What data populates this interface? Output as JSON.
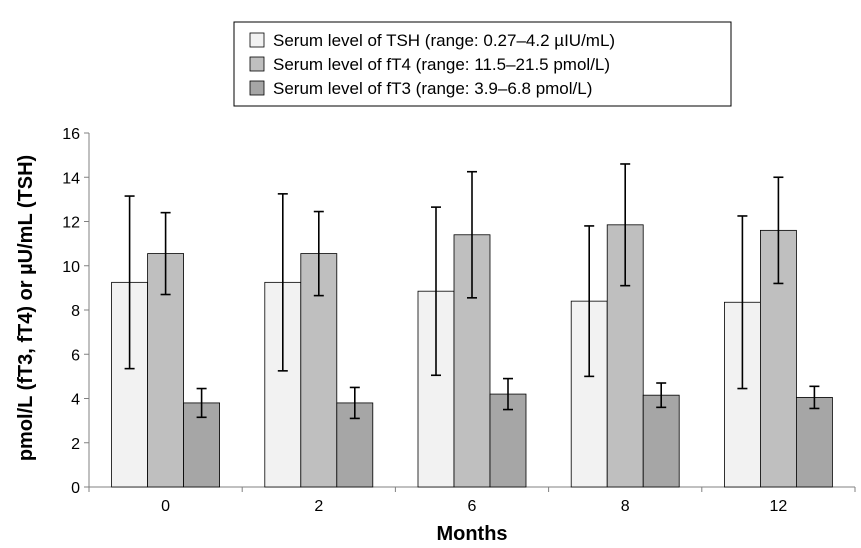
{
  "chart_data": {
    "type": "bar",
    "categories": [
      "0",
      "2",
      "6",
      "8",
      "12"
    ],
    "xlabel": "Months",
    "ylabel": "pmol/L (fT3, fT4) or µU/mL (TSH)",
    "ylim": [
      0,
      16
    ],
    "yticks": [
      0,
      2,
      4,
      6,
      8,
      10,
      12,
      14,
      16
    ],
    "grid": false,
    "legend_position": "top-center",
    "series": [
      {
        "name": "Serum level of TSH (range: 0.27–4.2 µIU/mL)",
        "color": "#f2f2f2",
        "values": [
          9.25,
          9.25,
          8.85,
          8.4,
          8.35
        ],
        "error": [
          3.9,
          4.0,
          3.8,
          3.4,
          3.9
        ]
      },
      {
        "name": "Serum level of fT4 (range: 11.5–21.5 pmol/L)",
        "color": "#bfbfbf",
        "values": [
          10.55,
          10.55,
          11.4,
          11.85,
          11.6
        ],
        "error": [
          1.85,
          1.9,
          2.85,
          2.75,
          2.4
        ]
      },
      {
        "name": "Serum level of fT3 (range: 3.9–6.8 pmol/L)",
        "color": "#a6a6a6",
        "values": [
          3.8,
          3.8,
          4.2,
          4.15,
          4.05
        ],
        "error": [
          0.65,
          0.7,
          0.7,
          0.55,
          0.5
        ]
      }
    ]
  }
}
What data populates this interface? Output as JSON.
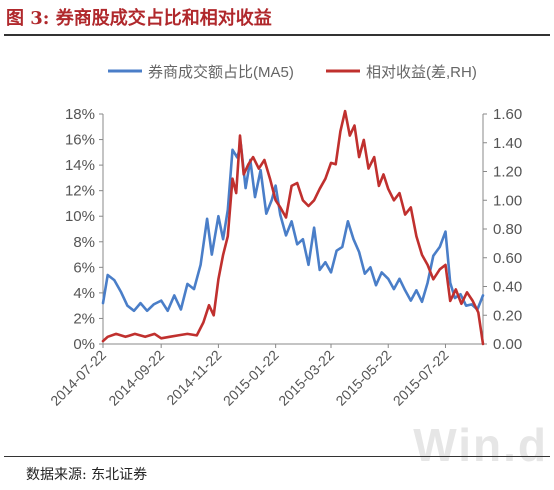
{
  "figure": {
    "title": "图 3: 券商股成交占比和相对收益",
    "source": "数据来源: 东北证券",
    "watermark": "Win.d"
  },
  "chart_data": {
    "type": "line",
    "title": "图 3: 券商股成交占比和相对收益",
    "legend_position": "top",
    "grid": false,
    "x_tick_labels": [
      "2014-07-22",
      "2014-09-22",
      "2014-11-22",
      "2015-01-22",
      "2015-03-22",
      "2015-05-22",
      "2015-07-22"
    ],
    "x_range": [
      "2014-07-22",
      "2015-08-31"
    ],
    "y_left": {
      "ticks": [
        "0%",
        "2%",
        "4%",
        "6%",
        "8%",
        "10%",
        "12%",
        "14%",
        "16%",
        "18%"
      ],
      "range": [
        0,
        18
      ],
      "unit": "%"
    },
    "y_right": {
      "ticks": [
        "0.00",
        "0.20",
        "0.40",
        "0.60",
        "0.80",
        "1.00",
        "1.20",
        "1.40",
        "1.60"
      ],
      "range": [
        0,
        1.6
      ]
    },
    "series": [
      {
        "name": "券商成交额占比(MA5)",
        "axis": "left",
        "color": "#4a7ec8",
        "points": [
          [
            "2014-07-22",
            3.2
          ],
          [
            "2014-07-27",
            5.4
          ],
          [
            "2014-08-03",
            5.0
          ],
          [
            "2014-08-10",
            4.1
          ],
          [
            "2014-08-17",
            3.0
          ],
          [
            "2014-08-24",
            2.6
          ],
          [
            "2014-08-31",
            3.2
          ],
          [
            "2014-09-07",
            2.6
          ],
          [
            "2014-09-14",
            3.1
          ],
          [
            "2014-09-22",
            3.4
          ],
          [
            "2014-09-29",
            2.6
          ],
          [
            "2014-10-06",
            3.8
          ],
          [
            "2014-10-13",
            2.7
          ],
          [
            "2014-10-20",
            4.7
          ],
          [
            "2014-10-27",
            4.3
          ],
          [
            "2014-11-03",
            6.2
          ],
          [
            "2014-11-10",
            9.8
          ],
          [
            "2014-11-15",
            7.0
          ],
          [
            "2014-11-22",
            10.0
          ],
          [
            "2014-11-27",
            8.2
          ],
          [
            "2014-12-02",
            10.5
          ],
          [
            "2014-12-07",
            15.2
          ],
          [
            "2014-12-12",
            14.6
          ],
          [
            "2014-12-16",
            15.6
          ],
          [
            "2014-12-21",
            12.2
          ],
          [
            "2014-12-26",
            14.4
          ],
          [
            "2014-12-31",
            11.5
          ],
          [
            "2015-01-06",
            13.6
          ],
          [
            "2015-01-12",
            10.2
          ],
          [
            "2015-01-18",
            11.3
          ],
          [
            "2015-01-22",
            12.4
          ],
          [
            "2015-01-27",
            10.1
          ],
          [
            "2015-02-02",
            8.5
          ],
          [
            "2015-02-08",
            9.6
          ],
          [
            "2015-02-14",
            7.8
          ],
          [
            "2015-02-20",
            8.2
          ],
          [
            "2015-02-26",
            6.2
          ],
          [
            "2015-03-04",
            9.1
          ],
          [
            "2015-03-10",
            5.8
          ],
          [
            "2015-03-16",
            6.4
          ],
          [
            "2015-03-22",
            5.6
          ],
          [
            "2015-03-28",
            7.3
          ],
          [
            "2015-04-03",
            7.6
          ],
          [
            "2015-04-09",
            9.6
          ],
          [
            "2015-04-15",
            8.2
          ],
          [
            "2015-04-21",
            7.2
          ],
          [
            "2015-04-27",
            5.5
          ],
          [
            "2015-05-03",
            6.0
          ],
          [
            "2015-05-09",
            4.6
          ],
          [
            "2015-05-15",
            5.6
          ],
          [
            "2015-05-22",
            5.1
          ],
          [
            "2015-05-28",
            4.3
          ],
          [
            "2015-06-03",
            5.1
          ],
          [
            "2015-06-09",
            4.2
          ],
          [
            "2015-06-15",
            3.4
          ],
          [
            "2015-06-21",
            4.2
          ],
          [
            "2015-06-27",
            3.3
          ],
          [
            "2015-07-03",
            4.8
          ],
          [
            "2015-07-09",
            6.9
          ],
          [
            "2015-07-16",
            7.6
          ],
          [
            "2015-07-22",
            8.8
          ],
          [
            "2015-07-27",
            4.8
          ],
          [
            "2015-08-01",
            3.6
          ],
          [
            "2015-08-07",
            3.9
          ],
          [
            "2015-08-13",
            3.0
          ],
          [
            "2015-08-19",
            3.1
          ],
          [
            "2015-08-25",
            2.7
          ],
          [
            "2015-08-31",
            3.8
          ]
        ]
      },
      {
        "name": "相对收益(差,RH)",
        "axis": "right",
        "color": "#c0302e",
        "points": [
          [
            "2014-07-22",
            0.02
          ],
          [
            "2014-07-27",
            0.05
          ],
          [
            "2014-08-05",
            0.07
          ],
          [
            "2014-08-15",
            0.05
          ],
          [
            "2014-08-25",
            0.07
          ],
          [
            "2014-09-05",
            0.05
          ],
          [
            "2014-09-15",
            0.07
          ],
          [
            "2014-09-22",
            0.04
          ],
          [
            "2014-10-01",
            0.05
          ],
          [
            "2014-10-10",
            0.06
          ],
          [
            "2014-10-20",
            0.07
          ],
          [
            "2014-10-30",
            0.06
          ],
          [
            "2014-11-06",
            0.15
          ],
          [
            "2014-11-12",
            0.27
          ],
          [
            "2014-11-17",
            0.2
          ],
          [
            "2014-11-22",
            0.45
          ],
          [
            "2014-11-27",
            0.62
          ],
          [
            "2014-12-02",
            0.75
          ],
          [
            "2014-12-07",
            1.15
          ],
          [
            "2014-12-11",
            1.05
          ],
          [
            "2014-12-15",
            1.45
          ],
          [
            "2014-12-19",
            1.18
          ],
          [
            "2014-12-24",
            1.25
          ],
          [
            "2014-12-29",
            1.3
          ],
          [
            "2015-01-04",
            1.22
          ],
          [
            "2015-01-10",
            1.28
          ],
          [
            "2015-01-16",
            1.15
          ],
          [
            "2015-01-22",
            1.0
          ],
          [
            "2015-01-27",
            0.95
          ],
          [
            "2015-02-02",
            0.88
          ],
          [
            "2015-02-08",
            1.1
          ],
          [
            "2015-02-14",
            1.12
          ],
          [
            "2015-02-20",
            1.0
          ],
          [
            "2015-02-26",
            0.96
          ],
          [
            "2015-03-04",
            1.0
          ],
          [
            "2015-03-10",
            1.08
          ],
          [
            "2015-03-16",
            1.15
          ],
          [
            "2015-03-22",
            1.26
          ],
          [
            "2015-03-27",
            1.25
          ],
          [
            "2015-04-01",
            1.48
          ],
          [
            "2015-04-06",
            1.62
          ],
          [
            "2015-04-11",
            1.45
          ],
          [
            "2015-04-16",
            1.52
          ],
          [
            "2015-04-21",
            1.3
          ],
          [
            "2015-04-26",
            1.42
          ],
          [
            "2015-05-01",
            1.22
          ],
          [
            "2015-05-07",
            1.3
          ],
          [
            "2015-05-12",
            1.1
          ],
          [
            "2015-05-17",
            1.18
          ],
          [
            "2015-05-22",
            1.08
          ],
          [
            "2015-05-28",
            1.0
          ],
          [
            "2015-06-03",
            1.05
          ],
          [
            "2015-06-09",
            0.9
          ],
          [
            "2015-06-15",
            0.95
          ],
          [
            "2015-06-21",
            0.75
          ],
          [
            "2015-06-27",
            0.62
          ],
          [
            "2015-07-03",
            0.55
          ],
          [
            "2015-07-09",
            0.45
          ],
          [
            "2015-07-16",
            0.52
          ],
          [
            "2015-07-22",
            0.55
          ],
          [
            "2015-07-27",
            0.3
          ],
          [
            "2015-08-02",
            0.38
          ],
          [
            "2015-08-08",
            0.28
          ],
          [
            "2015-08-14",
            0.36
          ],
          [
            "2015-08-20",
            0.3
          ],
          [
            "2015-08-26",
            0.22
          ],
          [
            "2015-08-31",
            0.0
          ]
        ]
      }
    ]
  }
}
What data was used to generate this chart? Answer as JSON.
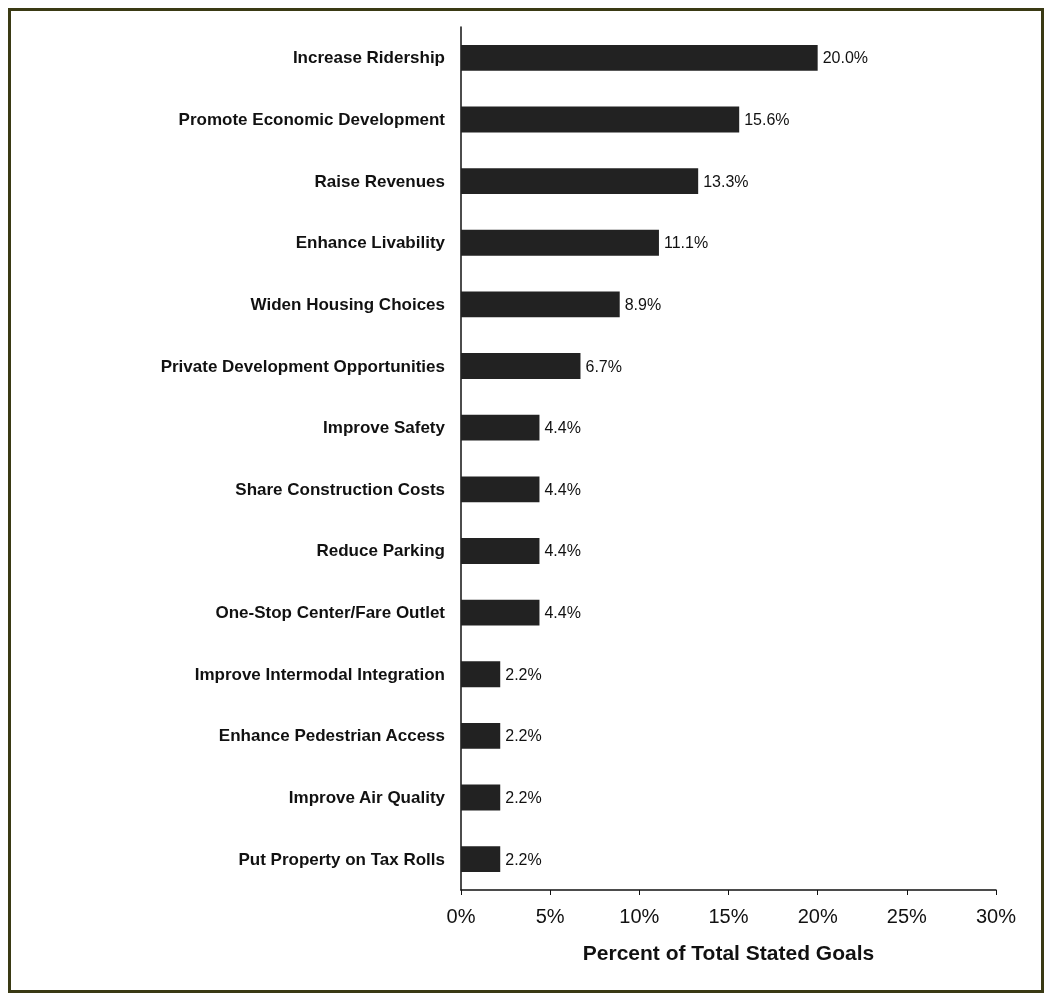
****
Copy every line in the entries above that has the string "Serum" in it.

        "name": "Serum level of TSH (range: 0.27–4.2 µIU/mL)",
        "name": "Serum level of fT4 (range: 11.5–21.5 pmol/L)",
        "name": "Serum level of fT3 (range: 3.9–6.8 pmol/L)",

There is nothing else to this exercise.